Given instruction -> Repeat the entries below exactly as they appear, with no pictures.

[Dataset items]
#####
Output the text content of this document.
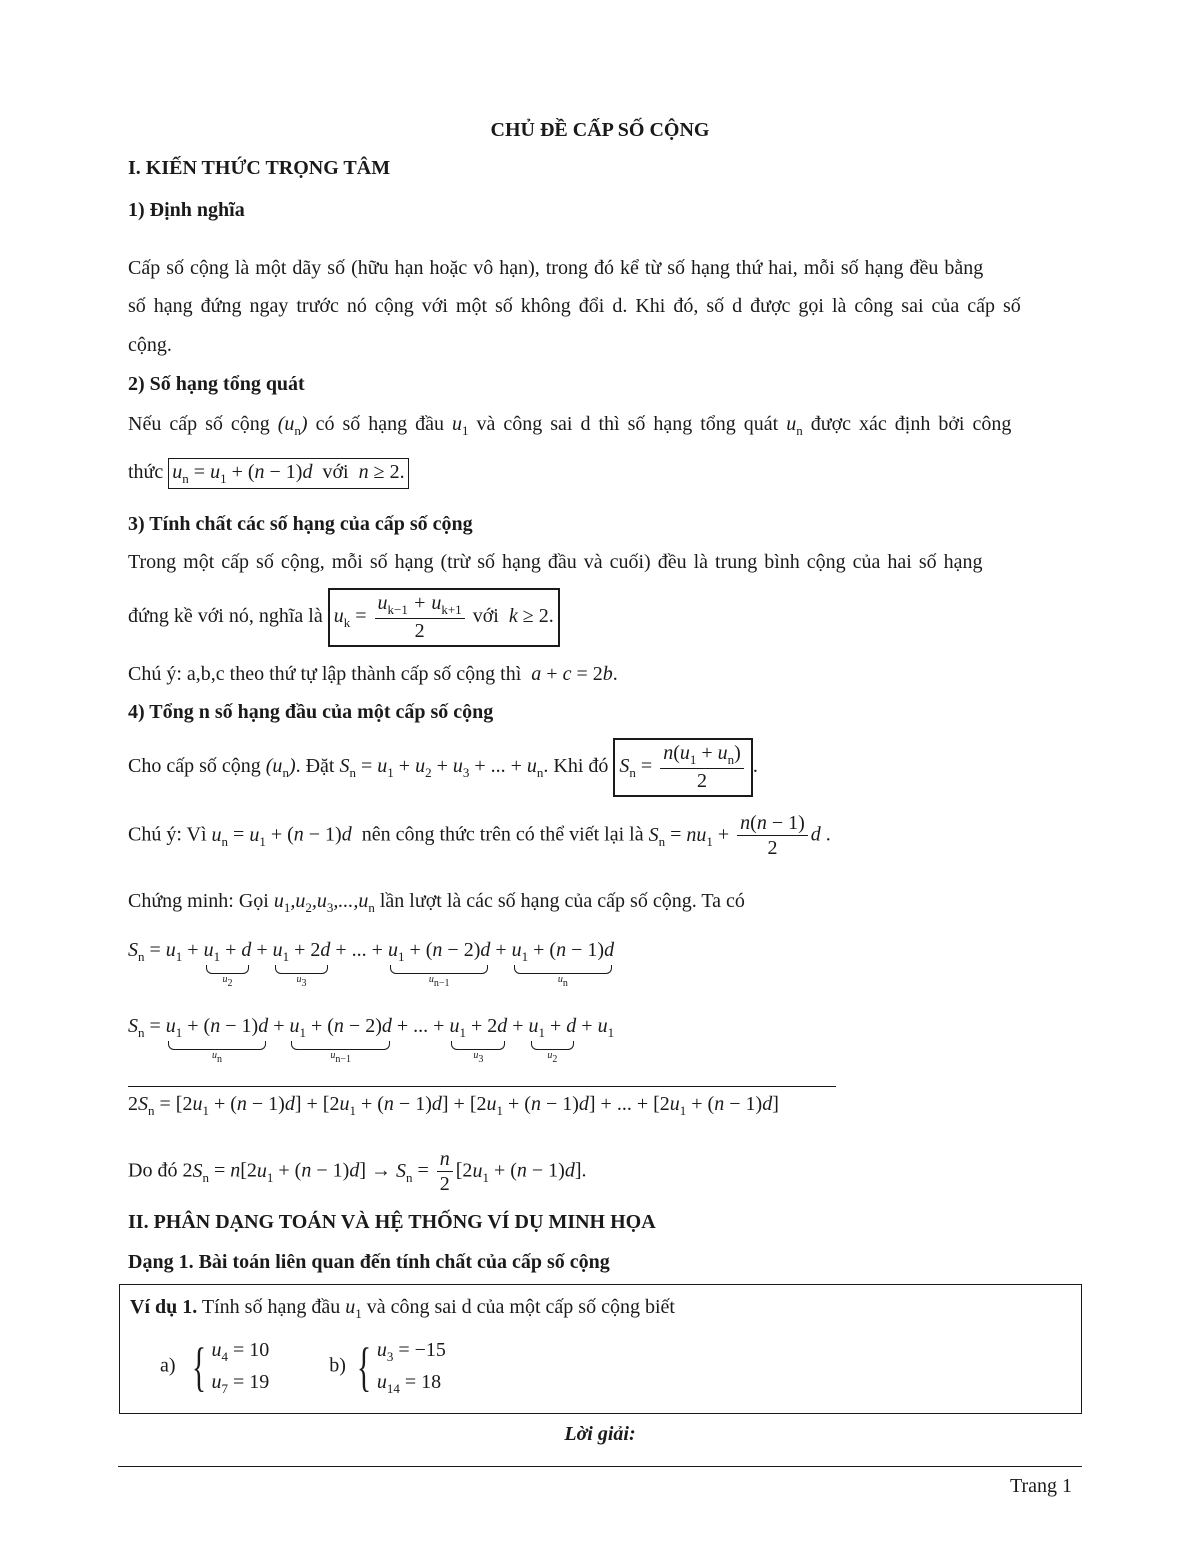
CHỦ ĐỀ CẤP SỐ CỘNG
I. KIẾN THỨC TRỌNG TÂM
1) Định nghĩa
Cấp số cộng là một dãy số (hữu hạn hoặc vô hạn), trong đó kể từ số hạng thứ hai, mỗi số hạng đều bằng
số hạng đứng ngay trước nó cộng với một số không đổi d. Khi đó, số d được gọi là công sai của cấp số
cộng.
2) Số hạng tổng quát
Nếu cấp số cộng $(u_n)$ có số hạng đầu $u_1$ và công sai d thì số hạng tổng quát $u_n$ được xác định bởi công
thức $u_n = u_1 + (n - 1)d$ với n ≥ 2.
3) Tính chất các số hạng của cấp số cộng
Trong một cấp số cộng, mỗi số hạng (trừ số hạng đầu và cuối) đều là trung bình cộng của hai số hạng
đứng kề với nó, nghĩa là $u_k = \frac{u_{k-1} + u_{k+1}}{2}$ với k ≥ 2.
Chú ý: a,b,c theo thứ tự lập thành cấp số cộng thì  a + c = 2b.
4) Tổng n số hạng đầu của một cấp số cộng
Cho cấp số cộng $(u_n)$. Đặt $S_n = u_1 + u_2 + u_3$ + ... + $u_n$. Khi đó $S_n = \frac{n(u_1 + u_n)}{2}$ .
Chú ý: Vì $u_n = u_1 + (n - 1)d$ nên công thức trên có thể viết lại là $S_n = nu_1 + \frac{n(n - 1)}{2}$ d .
Chứng minh: Gọi $u_1,u_2,u_3,...,u_n$ lần lượt là các số hạng của cấp số cộng. Ta có
$S_n = u_1 + u_1 + d$
u2
+ $u_1 + 2d$
u3
+ ... + $u_1 + (n - 2)d$
un−1
+ $u_1 + (n - 1)d$
un
$S_n = u_1 + (n - 1)d$
un
+ $u_1 + (n - 2)d$
un−1
+ ... + $u_1 + 2d$
u3
+ $u_1 + d$
u2
+ $u_1$
$2S_n = [2u_1 + (n - 1)d] + [2u_1 + (n - 1)d] + [2u_1 + (n - 1)d]$ + ... + $[2u_1 + (n - 1)d]$
Do đó $2S_n = n[2u_1 + (n - 1)d] \to S_n = \frac{n}{2} [2u_1 + (n - 1)d]$.
II. PHÂN DẠNG TOÁN VÀ HỆ THỐNG VÍ DỤ MINH HỌA
Dạng 1. Bài toán liên quan đến tính chất của cấp số cộng
Ví dụ 1. Tính số hạng đầu $u_1$ và công sai d của một cấp số cộng biết
a) { $u_4 = 10$
$u_7 = 19$
b) { $u_3 = -15$
$u_{14} = 18$
Lời giải:
Trang 1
#####
Exercise result ->
Output the text content of this document.
CHỦ ĐỀ CẤP SỐ CỘNG
I. KIẾN THỨC TRỌNG TÂM
1) Định nghĩa
Cấp số cộng là một dãy số (hữu hạn hoặc vô hạn), trong đó kể từ số hạng thứ hai, mỗi số hạng đều bằng
số hạng đứng ngay trước nó cộng với một số không đổi d. Khi đó, số d được gọi là công sai của cấp số
cộng.
2) Số hạng tổng quát
Nếu cấp số cộng $(u_n)$ có số hạng đầu $u_1$ và công sai d thì số hạng tổng quát $u_n$ được xác định bởi công
thức $u_n = u_1 + (n - 1)d$ với n ≥ 2.
3) Tính chất các số hạng của cấp số cộng
Trong một cấp số cộng, mỗi số hạng (trừ số hạng đầu và cuối) đều là trung bình cộng của hai số hạng
đứng kề với nó, nghĩa là $u_k = \frac{u_{k-1} + u_{k+1}}{2}$ với k ≥ 2.
Chú ý: a,b,c theo thứ tự lập thành cấp số cộng thì  a + c = 2b.
4) Tổng n số hạng đầu của một cấp số cộng
Cho cấp số cộng $(u_n)$. Đặt $S_n = u_1 + u_2 + u_3$ + ... + $u_n$. Khi đó $S_n = \frac{n(u_1 + u_n)}{2}$ .
Chú ý: Vì $u_n = u_1 + (n - 1)d$ nên công thức trên có thể viết lại là $S_n = nu_1 + \frac{n(n - 1)}{2}$ d .
Chứng minh: Gọi $u_1,u_2,u_3,...,u_n$ lần lượt là các số hạng của cấp số cộng. Ta có
$S_n = u_1 + u_1 + d$
u2
+ $u_1 + 2d$
u3
+ ... + $u_1 + (n - 2)d$
un−1
+ $u_1 + (n - 1)d$
un
$S_n = u_1 + (n - 1)d$
un
+ $u_1 + (n - 2)d$
un−1
+ ... + $u_1 + 2d$
u3
+ $u_1 + d$
u2
+ $u_1$
$2S_n = [2u_1 + (n - 1)d] + [2u_1 + (n - 1)d] + [2u_1 + (n - 1)d]$ + ... + $[2u_1 + (n - 1)d]$
Do đó $2S_n = n[2u_1 + (n - 1)d] \to S_n = \frac{n}{2} [2u_1 + (n - 1)d]$.
II. PHÂN DẠNG TOÁN VÀ HỆ THỐNG VÍ DỤ MINH HỌA
Dạng 1. Bài toán liên quan đến tính chất của cấp số cộng
Ví dụ 1. Tính số hạng đầu $u_1$ và công sai d của một cấp số cộng biết
a) { $u_4 = 10$
$u_7 = 19$
b) { $u_3 = -15$
$u_{14} = 18$
Lời giải:
Trang 1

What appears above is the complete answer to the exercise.